→ Work to do
Check each line of the records below for the word "título" and copy those where it appears.

→ Records shown
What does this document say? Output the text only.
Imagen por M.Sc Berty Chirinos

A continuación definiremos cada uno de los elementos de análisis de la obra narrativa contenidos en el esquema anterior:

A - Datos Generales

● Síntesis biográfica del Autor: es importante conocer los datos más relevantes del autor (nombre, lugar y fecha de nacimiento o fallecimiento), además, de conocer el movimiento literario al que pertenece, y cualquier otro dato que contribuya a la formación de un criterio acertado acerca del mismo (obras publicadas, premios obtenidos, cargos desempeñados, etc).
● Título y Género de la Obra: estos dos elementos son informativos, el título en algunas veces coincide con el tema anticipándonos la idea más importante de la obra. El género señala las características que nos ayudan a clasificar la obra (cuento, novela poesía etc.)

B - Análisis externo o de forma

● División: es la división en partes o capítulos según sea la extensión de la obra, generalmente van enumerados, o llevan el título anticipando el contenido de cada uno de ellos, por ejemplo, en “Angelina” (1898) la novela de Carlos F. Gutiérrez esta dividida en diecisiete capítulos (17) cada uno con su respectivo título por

→ Response to the task
● Título y Género de la Obra: estos dos elementos son informativos, el título en algunas veces coincide con el tema anticipándonos la idea más importante de la obra. El género señala las características que nos ayudan a clasificar la obra (cuento, novela poesía etc.)
● División: es la división en partes o capítulos según sea la extensión de la obra, generalmente van enumerados, o llevan el título anticipando el contenido de cada uno de ellos, por ejemplo, en “Angelina” (1898) la novela de Carlos F. Gutiérrez esta dividida en diecisiete capítulos (17) cada uno con su respectivo título por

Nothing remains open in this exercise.